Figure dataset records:
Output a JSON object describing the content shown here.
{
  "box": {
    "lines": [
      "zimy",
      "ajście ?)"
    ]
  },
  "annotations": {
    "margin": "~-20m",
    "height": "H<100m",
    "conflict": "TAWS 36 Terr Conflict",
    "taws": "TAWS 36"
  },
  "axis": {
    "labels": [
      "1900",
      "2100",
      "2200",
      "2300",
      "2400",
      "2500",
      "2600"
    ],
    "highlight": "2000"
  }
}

Given exercise :: Every entry in the listing must be retyped exactly.

Expected answer ::
Output a JSON object describing the content shown here.
{
  "box": {
    "lines": [
      "zimy",
      "ajście ?)"
    ]
  },
  "annotations": {
    "margin": "~-20m",
    "height": "H<100m",
    "conflict": "TAWS 36 Terr Conflict",
    "taws": "TAWS 36"
  },
  "axis": {
    "labels": [
      "1900",
      "2100",
      "2200",
      "2300",
      "2400",
      "2500",
      "2600"
    ],
    "highlight": "2000"
  }
}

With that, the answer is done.